***** DATASET ENTRIES

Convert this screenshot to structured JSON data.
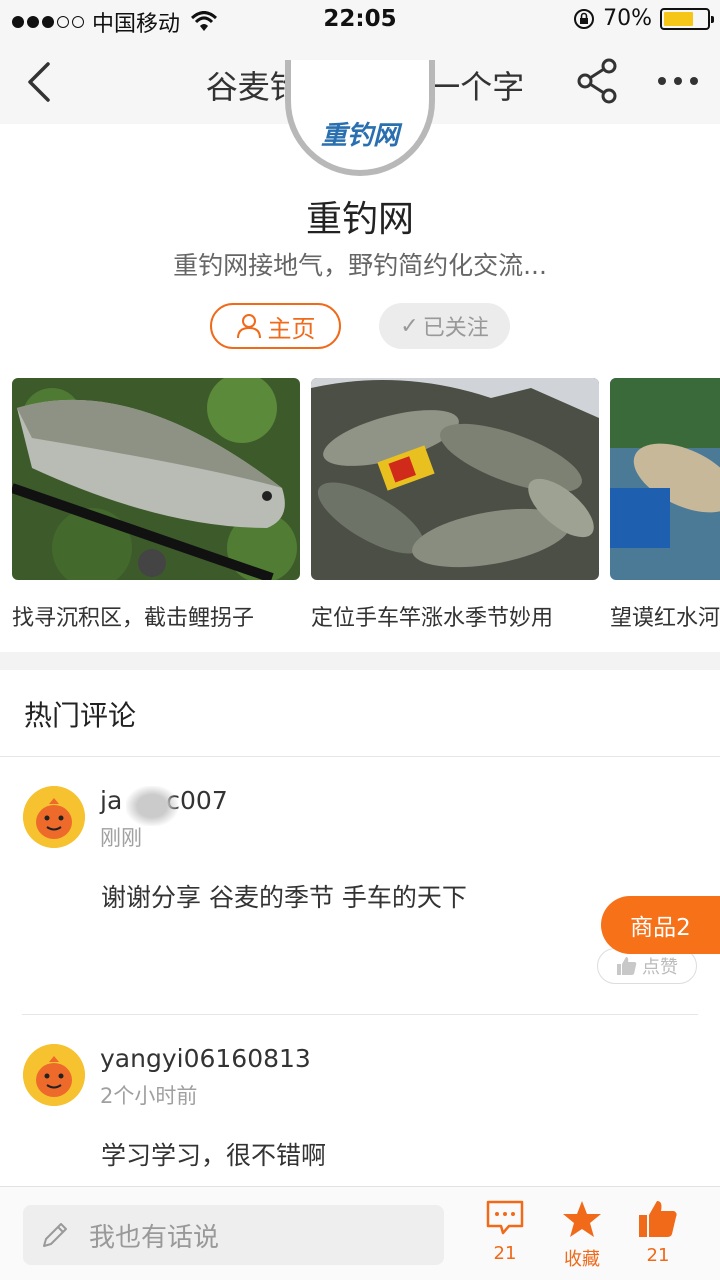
{
  "status_bar": {
    "carrier": "中国移动",
    "time": "22:05",
    "battery": "70%",
    "battery_level": 0.7,
    "signal_bars": 3
  },
  "nav": {
    "title": "谷麦钓不...略了一个字",
    "icons": [
      "back-arrow-icon",
      "share-icon",
      "more-icon"
    ]
  },
  "profile": {
    "logo_text": "重钓网",
    "name": "重钓网",
    "desc": "重钓网接地气，野钓简约化交流...",
    "home_label": "主页",
    "follow_label": "已关注"
  },
  "articles": [
    {
      "caption": "找寻沉积区，截击鲤拐子"
    },
    {
      "caption": "定位手车竿涨水季节妙用"
    },
    {
      "caption": "望谟红水河"
    }
  ],
  "hot_comments": {
    "title": "热门评论",
    "items": [
      {
        "user_prefix": "ja",
        "user_suffix": "c007",
        "time": "刚刚",
        "text": "谢谢分享 谷麦的季节 手车的天下",
        "like_label": "点赞"
      },
      {
        "user": "yangyi06160813",
        "time": "2个小时前",
        "text": "学习学习，很不错啊"
      }
    ]
  },
  "floating_tag": "商品2",
  "bottom_bar": {
    "placeholder": "我也有话说",
    "comment_count": "21",
    "collect_label": "收藏",
    "like_count": "21"
  },
  "colors": {
    "accent": "#f06a1a",
    "nav_bg": "#f6f6f6",
    "battery": "#f5c518"
  }
}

**********

#### DESCRIPTION OF THE TASK
Transcribe the material exactly, leaving every picture out.

#### ANSWER IN FULL
Convert this screenshot to structured JSON data.
{
  "status_bar": {
    "carrier": "中国移动",
    "time": "22:05",
    "battery": "70%",
    "battery_level": 0.7,
    "signal_bars": 3
  },
  "nav": {
    "title": "谷麦钓不...略了一个字",
    "icons": [
      "back-arrow-icon",
      "share-icon",
      "more-icon"
    ]
  },
  "profile": {
    "logo_text": "重钓网",
    "name": "重钓网",
    "desc": "重钓网接地气，野钓简约化交流...",
    "home_label": "主页",
    "follow_label": "已关注"
  },
  "articles": [
    {
      "caption": "找寻沉积区，截击鲤拐子"
    },
    {
      "caption": "定位手车竿涨水季节妙用"
    },
    {
      "caption": "望谟红水河"
    }
  ],
  "hot_comments": {
    "title": "热门评论",
    "items": [
      {
        "user_prefix": "ja",
        "user_suffix": "c007",
        "time": "刚刚",
        "text": "谢谢分享 谷麦的季节 手车的天下",
        "like_label": "点赞"
      },
      {
        "user": "yangyi06160813",
        "time": "2个小时前",
        "text": "学习学习，很不错啊"
      }
    ]
  },
  "floating_tag": "商品2",
  "bottom_bar": {
    "placeholder": "我也有话说",
    "comment_count": "21",
    "collect_label": "收藏",
    "like_count": "21"
  },
  "colors": {
    "accent": "#f06a1a",
    "nav_bg": "#f6f6f6",
    "battery": "#f5c518"
  }
}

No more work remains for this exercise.